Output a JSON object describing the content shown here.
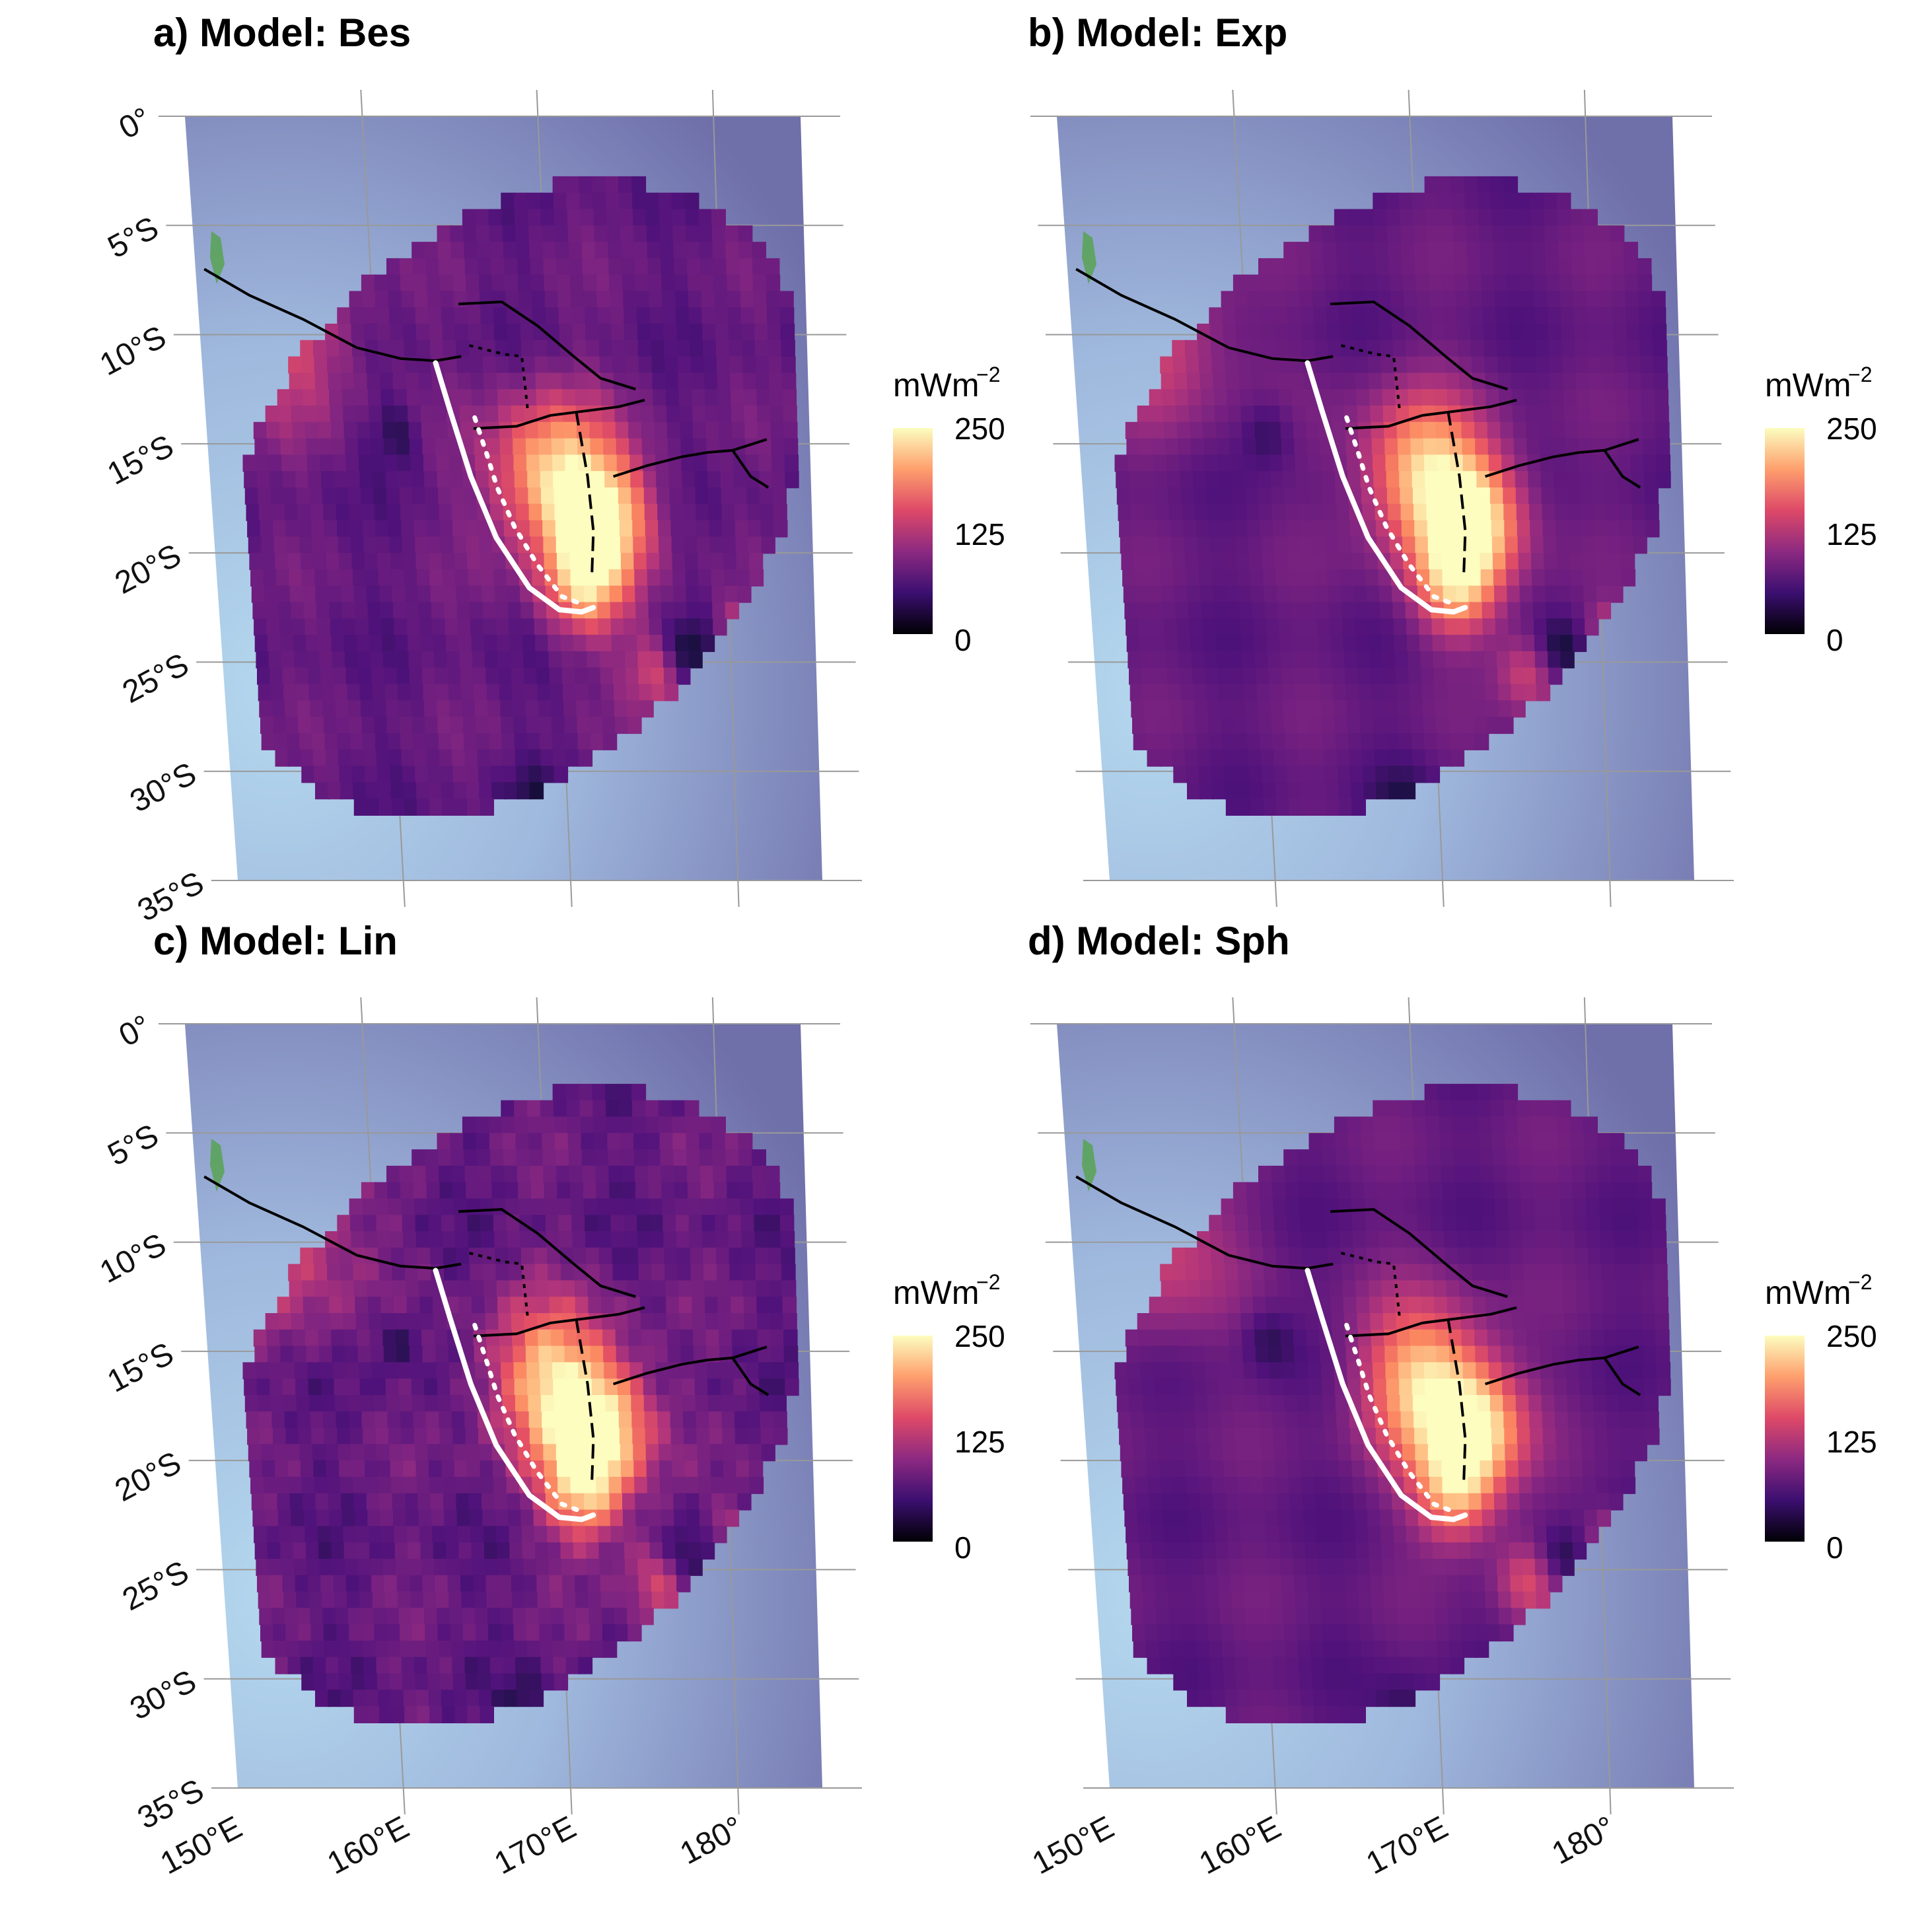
{
  "panels": [
    {
      "title": "a) Model: Bes",
      "variant": 0
    },
    {
      "title": "b) Model: Exp",
      "variant": 1
    },
    {
      "title": "c) Model: Lin",
      "variant": 2
    },
    {
      "title": "d) Model: Sph",
      "variant": 3
    }
  ],
  "map": {
    "lon_range": [
      150,
      185
    ],
    "lat_range": [
      -35,
      0
    ],
    "lon_ticks": [
      "150°E",
      "160°E",
      "170°E",
      "180°"
    ],
    "lat_ticks": [
      "0°",
      "5°S",
      "10°S",
      "15°S",
      "20°S",
      "25°S",
      "30°S",
      "35°S"
    ],
    "ocean_colors": [
      "#b4d8ee",
      "#6f6faa"
    ],
    "land_color": "#5ba35a"
  },
  "legend": {
    "unit": "mWm",
    "unit_exponent": "−2",
    "labels": [
      "250",
      "125",
      "0"
    ],
    "value_max": 250,
    "gradient": [
      "#fcfdbf",
      "#fe9f6d",
      "#de4968",
      "#8c2981",
      "#3b0f70",
      "#000004"
    ]
  }
}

· · · · · · ·

Leave the pictures out and reproduce all of the records exactly.

*Problem solution*.
Output a JSON object describing the content shown here.
{
  "panels": [
    {
      "title": "a) Model: Bes",
      "variant": 0
    },
    {
      "title": "b) Model: Exp",
      "variant": 1
    },
    {
      "title": "c) Model: Lin",
      "variant": 2
    },
    {
      "title": "d) Model: Sph",
      "variant": 3
    }
  ],
  "map": {
    "lon_range": [
      150,
      185
    ],
    "lat_range": [
      -35,
      0
    ],
    "lon_ticks": [
      "150°E",
      "160°E",
      "170°E",
      "180°"
    ],
    "lat_ticks": [
      "0°",
      "5°S",
      "10°S",
      "15°S",
      "20°S",
      "25°S",
      "30°S",
      "35°S"
    ],
    "ocean_colors": [
      "#b4d8ee",
      "#6f6faa"
    ],
    "land_color": "#5ba35a"
  },
  "legend": {
    "unit": "mWm",
    "unit_exponent": "−2",
    "labels": [
      "250",
      "125",
      "0"
    ],
    "value_max": 250,
    "gradient": [
      "#fcfdbf",
      "#fe9f6d",
      "#de4968",
      "#8c2981",
      "#3b0f70",
      "#000004"
    ]
  }
}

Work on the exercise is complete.